- Task statement -
Below are some records. Pull every line that contains the word "selection".

- Records to use -
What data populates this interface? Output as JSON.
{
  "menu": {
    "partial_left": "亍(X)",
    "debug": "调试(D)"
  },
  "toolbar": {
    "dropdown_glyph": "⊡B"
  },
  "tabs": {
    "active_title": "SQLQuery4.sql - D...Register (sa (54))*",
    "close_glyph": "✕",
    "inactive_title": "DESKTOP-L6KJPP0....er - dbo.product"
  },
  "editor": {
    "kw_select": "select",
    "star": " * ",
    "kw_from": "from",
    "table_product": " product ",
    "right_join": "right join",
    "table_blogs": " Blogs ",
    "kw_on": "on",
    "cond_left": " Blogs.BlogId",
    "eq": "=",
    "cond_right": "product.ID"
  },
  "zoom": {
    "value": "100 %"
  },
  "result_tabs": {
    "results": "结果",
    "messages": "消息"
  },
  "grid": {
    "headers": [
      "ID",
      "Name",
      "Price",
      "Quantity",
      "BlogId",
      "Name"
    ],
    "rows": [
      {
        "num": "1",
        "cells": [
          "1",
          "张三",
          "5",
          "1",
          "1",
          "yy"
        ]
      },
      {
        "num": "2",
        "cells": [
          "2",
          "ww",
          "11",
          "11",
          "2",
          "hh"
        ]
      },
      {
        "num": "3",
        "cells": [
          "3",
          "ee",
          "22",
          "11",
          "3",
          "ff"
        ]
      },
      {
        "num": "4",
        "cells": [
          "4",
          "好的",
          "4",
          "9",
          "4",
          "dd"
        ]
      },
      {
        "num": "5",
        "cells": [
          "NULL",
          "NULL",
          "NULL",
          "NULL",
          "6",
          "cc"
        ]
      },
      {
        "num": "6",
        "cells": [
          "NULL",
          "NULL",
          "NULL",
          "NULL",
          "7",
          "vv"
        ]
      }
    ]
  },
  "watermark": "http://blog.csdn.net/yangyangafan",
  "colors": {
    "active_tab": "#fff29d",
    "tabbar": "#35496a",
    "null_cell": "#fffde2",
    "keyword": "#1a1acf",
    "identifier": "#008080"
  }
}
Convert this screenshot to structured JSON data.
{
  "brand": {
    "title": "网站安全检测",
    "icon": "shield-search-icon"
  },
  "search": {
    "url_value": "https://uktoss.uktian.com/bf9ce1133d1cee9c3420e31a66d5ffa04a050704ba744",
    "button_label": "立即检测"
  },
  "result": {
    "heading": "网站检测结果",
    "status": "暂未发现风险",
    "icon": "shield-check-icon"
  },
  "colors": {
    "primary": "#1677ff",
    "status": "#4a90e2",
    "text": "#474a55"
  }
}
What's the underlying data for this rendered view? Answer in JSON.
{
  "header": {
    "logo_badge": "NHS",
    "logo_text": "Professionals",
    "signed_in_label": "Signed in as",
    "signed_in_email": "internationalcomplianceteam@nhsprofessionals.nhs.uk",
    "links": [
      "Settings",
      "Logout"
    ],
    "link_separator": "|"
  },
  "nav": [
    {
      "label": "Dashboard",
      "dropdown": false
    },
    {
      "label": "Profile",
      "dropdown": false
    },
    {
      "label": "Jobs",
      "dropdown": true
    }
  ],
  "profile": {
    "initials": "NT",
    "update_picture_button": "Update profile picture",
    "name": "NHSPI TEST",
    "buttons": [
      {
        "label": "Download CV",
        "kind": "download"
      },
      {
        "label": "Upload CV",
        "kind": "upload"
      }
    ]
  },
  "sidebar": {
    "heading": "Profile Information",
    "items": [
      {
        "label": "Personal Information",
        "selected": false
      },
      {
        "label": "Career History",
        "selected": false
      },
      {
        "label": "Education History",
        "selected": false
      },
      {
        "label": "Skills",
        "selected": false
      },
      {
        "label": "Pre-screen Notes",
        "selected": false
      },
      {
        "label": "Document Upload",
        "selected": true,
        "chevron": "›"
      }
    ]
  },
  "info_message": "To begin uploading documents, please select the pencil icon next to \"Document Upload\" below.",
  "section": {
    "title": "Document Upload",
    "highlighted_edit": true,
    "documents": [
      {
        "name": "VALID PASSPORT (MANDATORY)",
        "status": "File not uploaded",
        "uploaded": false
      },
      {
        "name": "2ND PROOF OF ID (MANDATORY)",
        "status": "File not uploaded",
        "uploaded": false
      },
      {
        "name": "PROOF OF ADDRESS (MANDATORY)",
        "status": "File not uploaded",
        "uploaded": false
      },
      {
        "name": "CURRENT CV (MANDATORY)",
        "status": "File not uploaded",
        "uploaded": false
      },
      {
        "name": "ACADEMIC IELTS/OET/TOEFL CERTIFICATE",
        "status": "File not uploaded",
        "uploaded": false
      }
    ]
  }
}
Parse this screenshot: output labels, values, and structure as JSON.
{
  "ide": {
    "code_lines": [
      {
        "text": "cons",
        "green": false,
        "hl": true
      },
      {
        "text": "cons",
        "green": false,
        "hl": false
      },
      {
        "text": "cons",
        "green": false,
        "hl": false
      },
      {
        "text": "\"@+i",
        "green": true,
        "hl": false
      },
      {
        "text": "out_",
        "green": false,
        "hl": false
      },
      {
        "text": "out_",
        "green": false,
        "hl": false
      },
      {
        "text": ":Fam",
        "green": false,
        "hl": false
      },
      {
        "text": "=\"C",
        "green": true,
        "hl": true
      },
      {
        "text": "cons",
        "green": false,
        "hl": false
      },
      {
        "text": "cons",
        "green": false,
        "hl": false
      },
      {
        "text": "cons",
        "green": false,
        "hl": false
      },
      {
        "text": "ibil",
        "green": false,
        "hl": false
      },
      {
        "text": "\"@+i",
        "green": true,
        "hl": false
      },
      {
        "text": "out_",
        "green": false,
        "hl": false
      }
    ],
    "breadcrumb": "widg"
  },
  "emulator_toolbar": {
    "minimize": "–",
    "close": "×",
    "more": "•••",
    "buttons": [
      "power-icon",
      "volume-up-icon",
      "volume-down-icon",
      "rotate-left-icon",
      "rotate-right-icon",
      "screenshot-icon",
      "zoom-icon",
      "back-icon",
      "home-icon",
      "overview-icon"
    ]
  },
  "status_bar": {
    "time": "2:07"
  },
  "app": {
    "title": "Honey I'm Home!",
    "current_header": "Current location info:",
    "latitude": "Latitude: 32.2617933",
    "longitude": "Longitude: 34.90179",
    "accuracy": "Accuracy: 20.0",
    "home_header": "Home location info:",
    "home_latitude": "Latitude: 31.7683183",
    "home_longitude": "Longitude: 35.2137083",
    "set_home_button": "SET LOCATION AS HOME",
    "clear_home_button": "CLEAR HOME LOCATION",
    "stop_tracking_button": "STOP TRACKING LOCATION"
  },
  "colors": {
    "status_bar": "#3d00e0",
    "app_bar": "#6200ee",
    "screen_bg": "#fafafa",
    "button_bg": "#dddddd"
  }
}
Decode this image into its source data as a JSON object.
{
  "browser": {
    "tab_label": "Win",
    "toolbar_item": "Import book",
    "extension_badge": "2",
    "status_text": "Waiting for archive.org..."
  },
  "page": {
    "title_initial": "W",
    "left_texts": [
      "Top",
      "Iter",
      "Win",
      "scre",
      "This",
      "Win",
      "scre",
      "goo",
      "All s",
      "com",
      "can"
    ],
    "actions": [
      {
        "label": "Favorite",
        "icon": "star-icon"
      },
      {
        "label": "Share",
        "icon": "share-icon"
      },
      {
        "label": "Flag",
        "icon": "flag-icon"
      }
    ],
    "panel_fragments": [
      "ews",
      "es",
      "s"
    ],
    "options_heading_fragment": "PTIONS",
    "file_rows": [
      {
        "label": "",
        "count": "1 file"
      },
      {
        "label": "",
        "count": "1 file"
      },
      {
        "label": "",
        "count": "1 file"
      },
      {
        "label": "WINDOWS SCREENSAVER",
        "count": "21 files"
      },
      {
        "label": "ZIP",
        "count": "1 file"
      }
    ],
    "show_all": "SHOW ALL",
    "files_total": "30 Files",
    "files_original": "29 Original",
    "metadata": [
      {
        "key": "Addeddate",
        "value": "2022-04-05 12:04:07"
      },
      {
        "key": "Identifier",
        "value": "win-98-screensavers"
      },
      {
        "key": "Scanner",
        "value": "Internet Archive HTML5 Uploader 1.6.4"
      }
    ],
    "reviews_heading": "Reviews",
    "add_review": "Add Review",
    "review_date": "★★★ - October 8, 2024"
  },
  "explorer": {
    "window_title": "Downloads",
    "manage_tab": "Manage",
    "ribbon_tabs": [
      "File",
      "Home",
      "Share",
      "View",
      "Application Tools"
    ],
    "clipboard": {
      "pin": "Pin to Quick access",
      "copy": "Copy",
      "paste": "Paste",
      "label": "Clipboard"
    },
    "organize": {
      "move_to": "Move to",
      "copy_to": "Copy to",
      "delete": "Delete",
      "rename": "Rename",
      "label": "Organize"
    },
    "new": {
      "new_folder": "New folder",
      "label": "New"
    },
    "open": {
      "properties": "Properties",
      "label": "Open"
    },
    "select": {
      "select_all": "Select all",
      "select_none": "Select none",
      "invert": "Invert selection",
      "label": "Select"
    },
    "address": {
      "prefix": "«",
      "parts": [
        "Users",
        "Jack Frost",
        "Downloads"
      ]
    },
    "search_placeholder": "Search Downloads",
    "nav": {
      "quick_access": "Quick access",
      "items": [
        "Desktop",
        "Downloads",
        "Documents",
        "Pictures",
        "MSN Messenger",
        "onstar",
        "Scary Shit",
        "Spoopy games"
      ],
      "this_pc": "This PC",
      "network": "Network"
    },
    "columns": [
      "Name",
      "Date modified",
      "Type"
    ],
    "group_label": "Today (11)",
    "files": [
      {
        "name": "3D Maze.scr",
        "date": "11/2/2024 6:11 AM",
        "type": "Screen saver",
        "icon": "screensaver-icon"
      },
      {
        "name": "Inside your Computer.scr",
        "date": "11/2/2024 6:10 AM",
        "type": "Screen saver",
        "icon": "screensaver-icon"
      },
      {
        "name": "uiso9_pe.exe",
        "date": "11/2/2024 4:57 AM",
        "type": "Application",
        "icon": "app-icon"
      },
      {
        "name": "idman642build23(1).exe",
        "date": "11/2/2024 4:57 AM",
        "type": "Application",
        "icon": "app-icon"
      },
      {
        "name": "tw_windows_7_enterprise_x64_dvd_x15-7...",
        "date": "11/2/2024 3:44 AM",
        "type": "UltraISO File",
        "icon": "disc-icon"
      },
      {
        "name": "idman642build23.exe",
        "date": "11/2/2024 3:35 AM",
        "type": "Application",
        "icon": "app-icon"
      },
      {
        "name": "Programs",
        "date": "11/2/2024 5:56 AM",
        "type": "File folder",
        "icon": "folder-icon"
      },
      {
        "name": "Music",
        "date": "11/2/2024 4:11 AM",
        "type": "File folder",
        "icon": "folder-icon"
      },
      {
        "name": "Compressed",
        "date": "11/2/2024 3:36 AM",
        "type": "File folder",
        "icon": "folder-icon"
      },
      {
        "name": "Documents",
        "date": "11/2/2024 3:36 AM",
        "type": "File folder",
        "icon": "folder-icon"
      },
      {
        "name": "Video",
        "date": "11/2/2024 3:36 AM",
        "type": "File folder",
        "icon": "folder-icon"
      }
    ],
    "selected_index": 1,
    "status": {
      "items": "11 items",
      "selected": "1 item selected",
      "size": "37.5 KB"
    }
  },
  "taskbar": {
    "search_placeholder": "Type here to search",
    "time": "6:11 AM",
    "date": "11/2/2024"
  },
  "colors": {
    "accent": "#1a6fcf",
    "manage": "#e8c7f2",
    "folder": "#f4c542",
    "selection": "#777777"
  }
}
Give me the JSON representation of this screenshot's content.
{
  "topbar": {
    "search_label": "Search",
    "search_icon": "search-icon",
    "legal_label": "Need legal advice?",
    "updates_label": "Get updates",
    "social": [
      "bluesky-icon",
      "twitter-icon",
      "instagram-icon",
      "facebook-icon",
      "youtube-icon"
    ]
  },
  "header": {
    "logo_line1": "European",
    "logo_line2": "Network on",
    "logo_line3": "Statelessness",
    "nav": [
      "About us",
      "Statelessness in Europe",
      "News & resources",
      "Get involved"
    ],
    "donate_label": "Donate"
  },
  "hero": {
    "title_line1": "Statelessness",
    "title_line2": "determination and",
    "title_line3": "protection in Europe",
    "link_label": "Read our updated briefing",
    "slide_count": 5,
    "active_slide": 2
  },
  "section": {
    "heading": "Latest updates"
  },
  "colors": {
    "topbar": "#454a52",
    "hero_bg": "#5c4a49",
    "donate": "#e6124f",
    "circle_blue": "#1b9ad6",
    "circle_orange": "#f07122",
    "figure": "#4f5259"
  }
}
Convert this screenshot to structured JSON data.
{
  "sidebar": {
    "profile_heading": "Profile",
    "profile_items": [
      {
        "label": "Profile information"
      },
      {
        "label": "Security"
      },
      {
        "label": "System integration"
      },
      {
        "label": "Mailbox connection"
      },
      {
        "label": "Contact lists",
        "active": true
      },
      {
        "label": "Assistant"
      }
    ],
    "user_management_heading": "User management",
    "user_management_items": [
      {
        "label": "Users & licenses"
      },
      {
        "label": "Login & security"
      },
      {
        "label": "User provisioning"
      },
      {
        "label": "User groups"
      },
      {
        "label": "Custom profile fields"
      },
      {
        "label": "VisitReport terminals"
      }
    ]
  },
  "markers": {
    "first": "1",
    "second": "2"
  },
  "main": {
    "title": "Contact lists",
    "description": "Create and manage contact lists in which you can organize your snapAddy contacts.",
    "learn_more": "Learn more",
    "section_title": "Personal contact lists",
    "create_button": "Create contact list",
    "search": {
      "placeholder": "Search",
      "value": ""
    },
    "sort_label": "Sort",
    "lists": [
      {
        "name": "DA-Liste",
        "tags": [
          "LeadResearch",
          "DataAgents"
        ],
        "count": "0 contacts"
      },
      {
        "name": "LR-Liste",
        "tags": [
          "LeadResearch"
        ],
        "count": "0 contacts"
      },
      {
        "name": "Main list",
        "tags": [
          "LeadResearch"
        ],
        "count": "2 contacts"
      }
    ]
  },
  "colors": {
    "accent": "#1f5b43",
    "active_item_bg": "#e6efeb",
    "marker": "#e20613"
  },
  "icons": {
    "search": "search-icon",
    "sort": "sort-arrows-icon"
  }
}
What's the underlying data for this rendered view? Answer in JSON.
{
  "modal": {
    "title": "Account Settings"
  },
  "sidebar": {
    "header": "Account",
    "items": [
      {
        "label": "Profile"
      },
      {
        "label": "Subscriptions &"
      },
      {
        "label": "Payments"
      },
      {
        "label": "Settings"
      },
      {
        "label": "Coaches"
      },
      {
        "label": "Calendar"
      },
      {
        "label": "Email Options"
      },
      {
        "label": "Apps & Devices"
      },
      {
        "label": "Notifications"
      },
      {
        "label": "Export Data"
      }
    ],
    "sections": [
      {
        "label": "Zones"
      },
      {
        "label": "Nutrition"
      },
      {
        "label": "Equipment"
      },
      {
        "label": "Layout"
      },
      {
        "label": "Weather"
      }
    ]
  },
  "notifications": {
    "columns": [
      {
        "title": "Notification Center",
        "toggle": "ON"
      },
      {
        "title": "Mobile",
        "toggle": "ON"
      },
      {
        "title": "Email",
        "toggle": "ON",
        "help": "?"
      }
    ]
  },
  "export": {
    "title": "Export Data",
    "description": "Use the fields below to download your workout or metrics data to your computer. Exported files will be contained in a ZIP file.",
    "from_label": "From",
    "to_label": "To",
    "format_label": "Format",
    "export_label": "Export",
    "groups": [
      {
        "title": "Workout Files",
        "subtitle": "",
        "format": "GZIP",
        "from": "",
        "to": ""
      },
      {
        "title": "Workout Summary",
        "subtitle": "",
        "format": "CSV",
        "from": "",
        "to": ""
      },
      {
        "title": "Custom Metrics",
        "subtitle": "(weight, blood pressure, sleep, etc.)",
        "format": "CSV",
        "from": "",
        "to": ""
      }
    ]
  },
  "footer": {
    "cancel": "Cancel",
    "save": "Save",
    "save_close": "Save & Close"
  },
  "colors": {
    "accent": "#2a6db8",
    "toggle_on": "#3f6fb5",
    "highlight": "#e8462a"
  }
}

- Written answer -
      "invert": "Invert selection",
    "selection": "#777777"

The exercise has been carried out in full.